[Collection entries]
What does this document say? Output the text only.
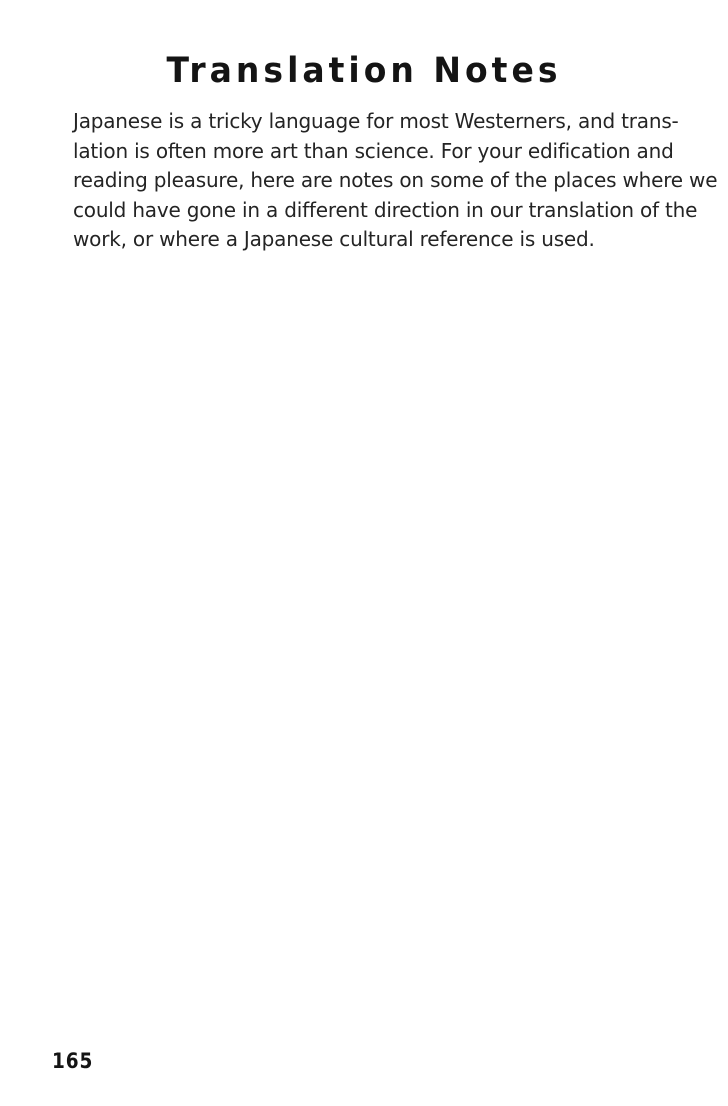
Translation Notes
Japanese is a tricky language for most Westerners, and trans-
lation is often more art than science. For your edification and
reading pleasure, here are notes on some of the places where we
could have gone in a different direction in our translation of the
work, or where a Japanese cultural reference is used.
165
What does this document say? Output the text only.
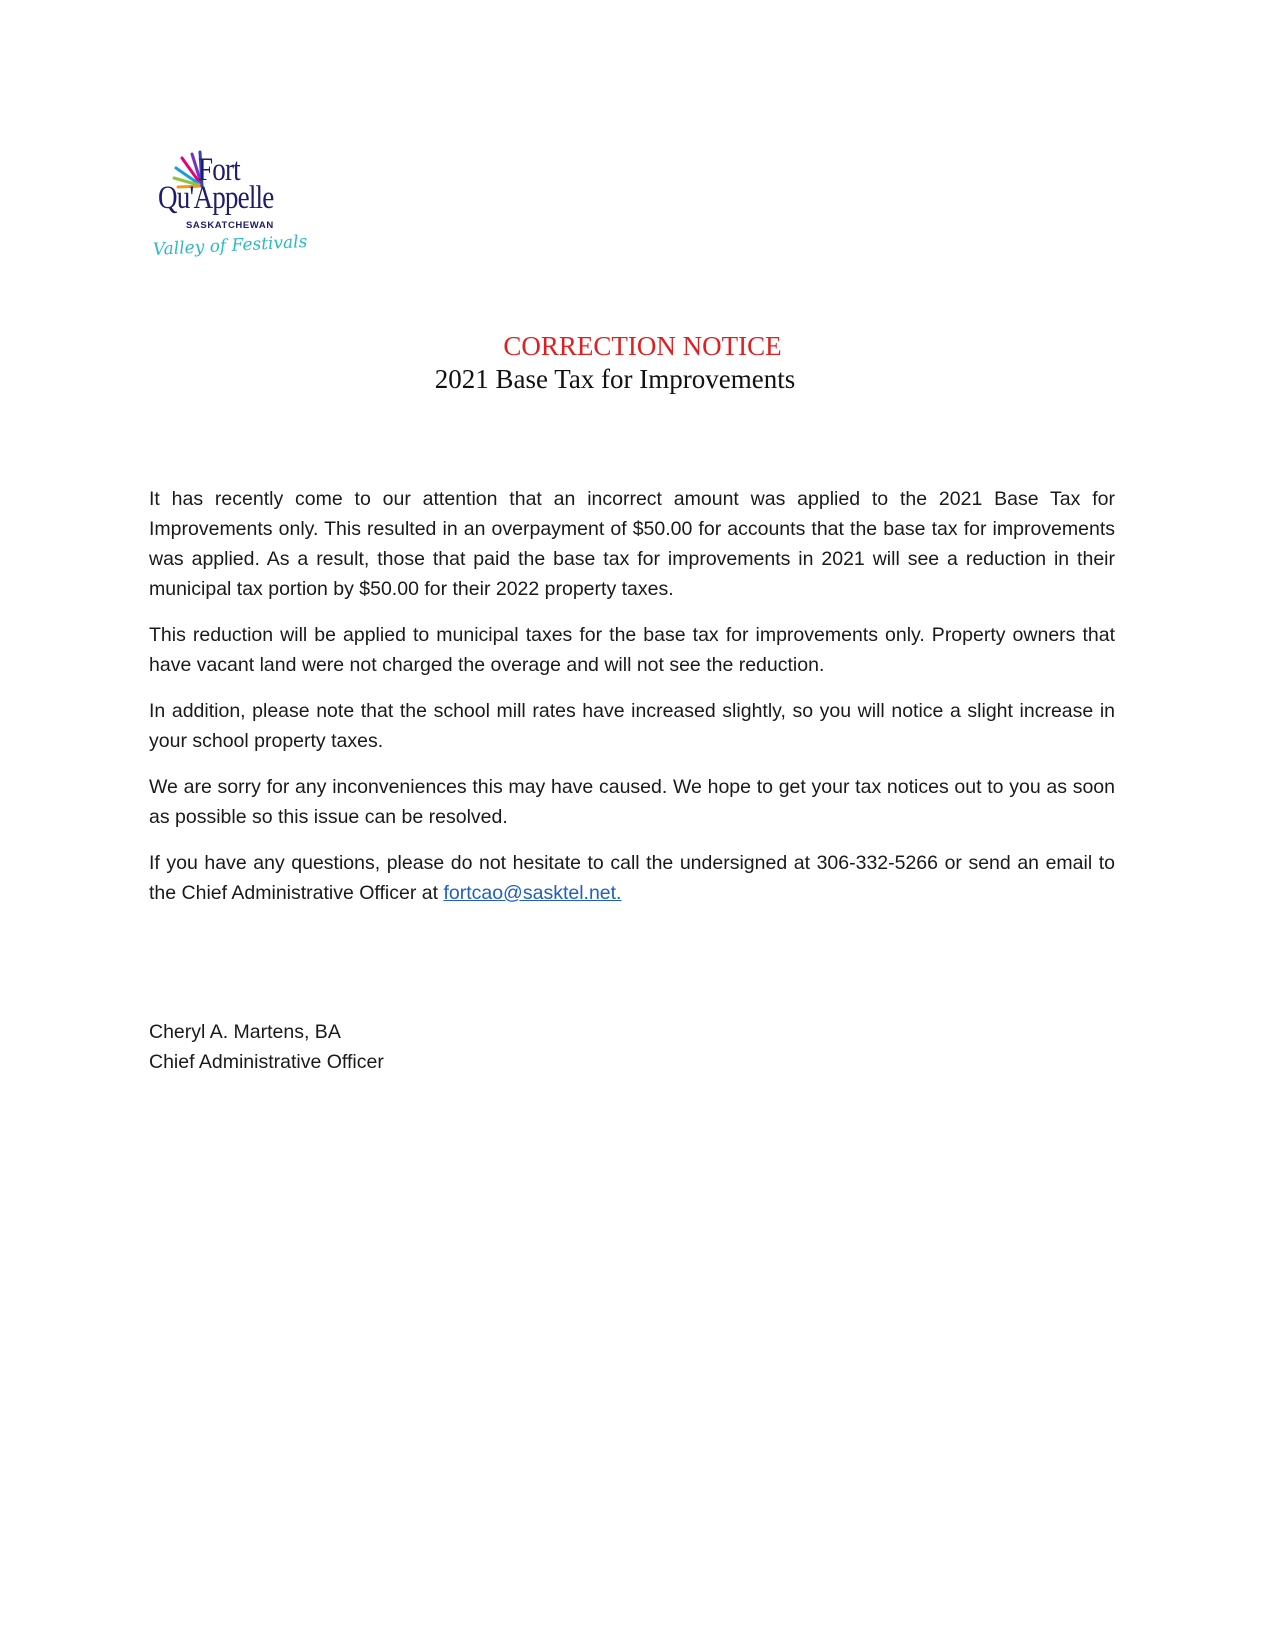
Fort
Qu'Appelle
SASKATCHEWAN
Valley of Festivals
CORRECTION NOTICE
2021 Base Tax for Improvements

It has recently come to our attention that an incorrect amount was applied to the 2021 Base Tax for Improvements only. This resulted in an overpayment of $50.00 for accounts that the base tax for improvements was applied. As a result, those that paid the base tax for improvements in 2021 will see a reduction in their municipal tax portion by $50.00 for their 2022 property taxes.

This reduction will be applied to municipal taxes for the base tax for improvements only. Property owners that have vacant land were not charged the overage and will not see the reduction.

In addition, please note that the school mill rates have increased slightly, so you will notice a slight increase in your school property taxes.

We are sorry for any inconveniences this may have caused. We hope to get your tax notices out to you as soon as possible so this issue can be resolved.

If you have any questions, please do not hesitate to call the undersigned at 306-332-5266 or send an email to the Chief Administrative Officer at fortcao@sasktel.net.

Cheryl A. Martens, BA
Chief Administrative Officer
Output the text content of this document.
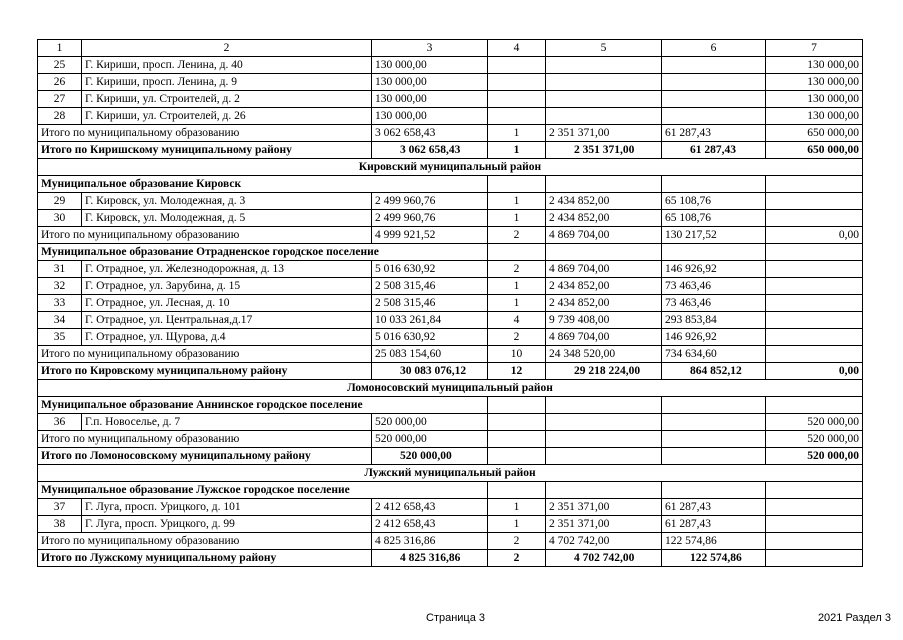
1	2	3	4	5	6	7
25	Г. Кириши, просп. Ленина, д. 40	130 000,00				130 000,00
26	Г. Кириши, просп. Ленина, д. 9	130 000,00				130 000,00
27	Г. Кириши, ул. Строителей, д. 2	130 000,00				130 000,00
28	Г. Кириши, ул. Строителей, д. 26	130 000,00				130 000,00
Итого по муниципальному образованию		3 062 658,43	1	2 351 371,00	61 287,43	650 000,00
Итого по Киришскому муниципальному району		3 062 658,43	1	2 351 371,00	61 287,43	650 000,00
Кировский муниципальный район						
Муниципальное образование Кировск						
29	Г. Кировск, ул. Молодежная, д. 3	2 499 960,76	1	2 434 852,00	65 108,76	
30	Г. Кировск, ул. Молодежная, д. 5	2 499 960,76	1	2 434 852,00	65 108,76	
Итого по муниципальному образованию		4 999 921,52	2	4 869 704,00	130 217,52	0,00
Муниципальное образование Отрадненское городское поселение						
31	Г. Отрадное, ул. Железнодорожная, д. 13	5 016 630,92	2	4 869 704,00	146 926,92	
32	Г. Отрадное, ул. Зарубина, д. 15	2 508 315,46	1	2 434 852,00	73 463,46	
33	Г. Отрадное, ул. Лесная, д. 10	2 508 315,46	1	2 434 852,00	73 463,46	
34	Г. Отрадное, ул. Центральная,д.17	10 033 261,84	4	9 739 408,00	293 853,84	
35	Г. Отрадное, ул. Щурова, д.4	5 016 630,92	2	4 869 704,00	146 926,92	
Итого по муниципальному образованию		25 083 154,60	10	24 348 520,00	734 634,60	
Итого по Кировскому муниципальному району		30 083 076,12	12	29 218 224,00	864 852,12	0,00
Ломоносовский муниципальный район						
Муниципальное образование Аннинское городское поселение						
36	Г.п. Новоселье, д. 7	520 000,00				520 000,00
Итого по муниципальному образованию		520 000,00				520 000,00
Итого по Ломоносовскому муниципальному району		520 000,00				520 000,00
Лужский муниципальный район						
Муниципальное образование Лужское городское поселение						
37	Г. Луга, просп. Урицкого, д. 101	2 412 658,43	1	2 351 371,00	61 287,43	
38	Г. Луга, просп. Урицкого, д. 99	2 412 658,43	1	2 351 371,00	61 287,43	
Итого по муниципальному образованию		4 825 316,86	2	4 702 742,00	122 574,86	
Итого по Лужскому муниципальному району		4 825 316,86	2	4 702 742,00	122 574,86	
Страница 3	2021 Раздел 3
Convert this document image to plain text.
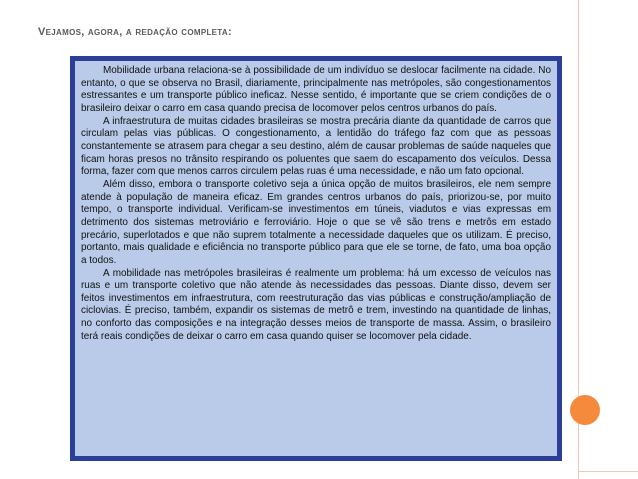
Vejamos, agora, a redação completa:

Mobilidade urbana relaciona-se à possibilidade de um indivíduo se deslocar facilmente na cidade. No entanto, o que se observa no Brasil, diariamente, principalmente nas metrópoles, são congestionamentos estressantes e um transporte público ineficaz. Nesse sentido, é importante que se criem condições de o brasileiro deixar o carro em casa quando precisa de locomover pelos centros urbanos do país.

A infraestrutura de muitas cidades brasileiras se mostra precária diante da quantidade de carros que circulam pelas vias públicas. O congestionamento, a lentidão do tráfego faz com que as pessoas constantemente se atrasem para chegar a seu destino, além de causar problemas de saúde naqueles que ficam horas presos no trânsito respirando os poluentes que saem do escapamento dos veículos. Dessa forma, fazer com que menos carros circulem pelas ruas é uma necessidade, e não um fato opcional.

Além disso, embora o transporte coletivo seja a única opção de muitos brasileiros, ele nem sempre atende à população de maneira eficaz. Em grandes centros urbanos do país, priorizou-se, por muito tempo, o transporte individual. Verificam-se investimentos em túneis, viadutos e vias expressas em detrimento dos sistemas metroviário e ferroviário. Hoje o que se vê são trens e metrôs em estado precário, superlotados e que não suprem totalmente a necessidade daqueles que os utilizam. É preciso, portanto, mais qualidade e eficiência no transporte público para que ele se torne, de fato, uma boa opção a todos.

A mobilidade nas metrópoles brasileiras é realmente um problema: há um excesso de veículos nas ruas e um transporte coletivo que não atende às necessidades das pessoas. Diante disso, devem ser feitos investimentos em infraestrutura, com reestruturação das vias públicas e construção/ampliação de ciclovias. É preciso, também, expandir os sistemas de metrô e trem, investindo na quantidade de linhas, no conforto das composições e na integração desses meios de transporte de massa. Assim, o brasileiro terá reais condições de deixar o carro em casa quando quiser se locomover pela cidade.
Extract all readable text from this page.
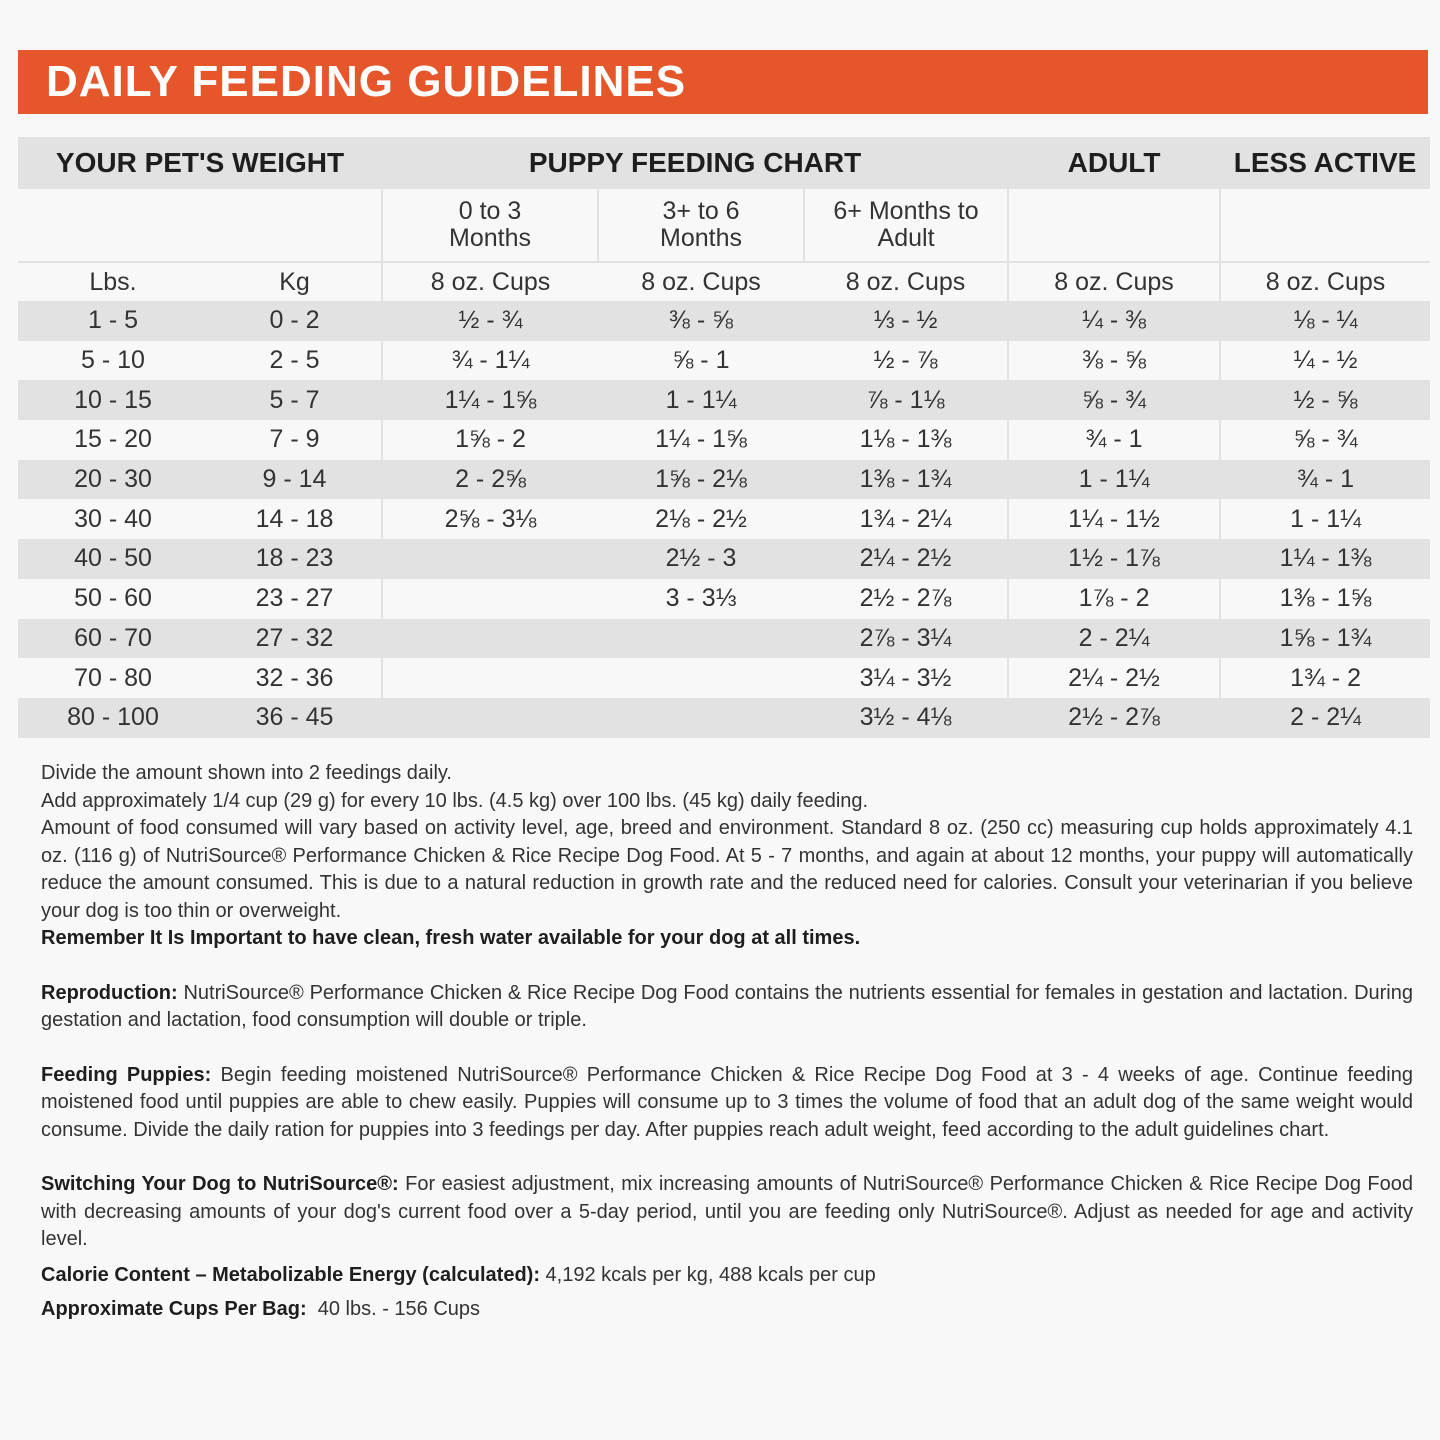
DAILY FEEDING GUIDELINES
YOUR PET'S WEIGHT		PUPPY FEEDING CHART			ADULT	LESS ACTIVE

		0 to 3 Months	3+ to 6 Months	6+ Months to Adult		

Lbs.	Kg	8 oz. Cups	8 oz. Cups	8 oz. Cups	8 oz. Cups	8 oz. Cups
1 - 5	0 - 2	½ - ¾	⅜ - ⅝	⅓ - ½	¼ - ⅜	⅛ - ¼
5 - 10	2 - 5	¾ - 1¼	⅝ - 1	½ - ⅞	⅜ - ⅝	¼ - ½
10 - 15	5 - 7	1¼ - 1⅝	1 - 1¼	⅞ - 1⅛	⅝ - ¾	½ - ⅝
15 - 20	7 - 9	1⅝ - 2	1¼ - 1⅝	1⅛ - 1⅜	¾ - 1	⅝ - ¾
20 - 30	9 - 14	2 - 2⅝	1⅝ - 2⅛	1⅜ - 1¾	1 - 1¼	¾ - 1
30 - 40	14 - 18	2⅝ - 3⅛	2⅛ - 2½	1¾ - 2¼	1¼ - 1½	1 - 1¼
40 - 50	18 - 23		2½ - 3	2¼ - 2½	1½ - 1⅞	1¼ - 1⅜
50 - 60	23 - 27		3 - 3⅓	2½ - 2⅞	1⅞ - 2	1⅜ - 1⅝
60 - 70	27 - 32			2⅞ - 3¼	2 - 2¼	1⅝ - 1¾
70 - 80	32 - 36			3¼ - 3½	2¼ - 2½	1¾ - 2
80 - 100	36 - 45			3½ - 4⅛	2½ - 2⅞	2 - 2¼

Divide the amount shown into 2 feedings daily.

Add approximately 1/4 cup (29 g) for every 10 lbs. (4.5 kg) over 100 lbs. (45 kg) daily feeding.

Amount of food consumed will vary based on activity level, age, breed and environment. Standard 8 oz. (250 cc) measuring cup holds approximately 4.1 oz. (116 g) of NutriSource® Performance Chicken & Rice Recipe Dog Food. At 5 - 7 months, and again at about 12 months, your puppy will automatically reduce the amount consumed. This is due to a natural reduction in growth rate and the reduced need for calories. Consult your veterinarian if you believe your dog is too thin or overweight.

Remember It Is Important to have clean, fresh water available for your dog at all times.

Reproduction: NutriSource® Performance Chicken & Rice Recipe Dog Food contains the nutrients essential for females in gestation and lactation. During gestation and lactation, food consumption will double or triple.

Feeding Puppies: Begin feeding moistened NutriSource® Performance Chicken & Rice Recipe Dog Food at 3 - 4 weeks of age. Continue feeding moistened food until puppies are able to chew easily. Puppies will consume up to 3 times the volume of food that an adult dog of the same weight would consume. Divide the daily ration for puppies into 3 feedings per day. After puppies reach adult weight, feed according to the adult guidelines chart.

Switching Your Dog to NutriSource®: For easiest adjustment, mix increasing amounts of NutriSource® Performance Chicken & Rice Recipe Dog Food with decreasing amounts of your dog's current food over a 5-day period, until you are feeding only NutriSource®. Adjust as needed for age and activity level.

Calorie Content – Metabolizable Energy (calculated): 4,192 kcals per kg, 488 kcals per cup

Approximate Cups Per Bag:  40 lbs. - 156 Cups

**The problem:** In the entries above, how many lines hold the word "condições"? State the number and nothing else.

**Solution to this exercise:** 2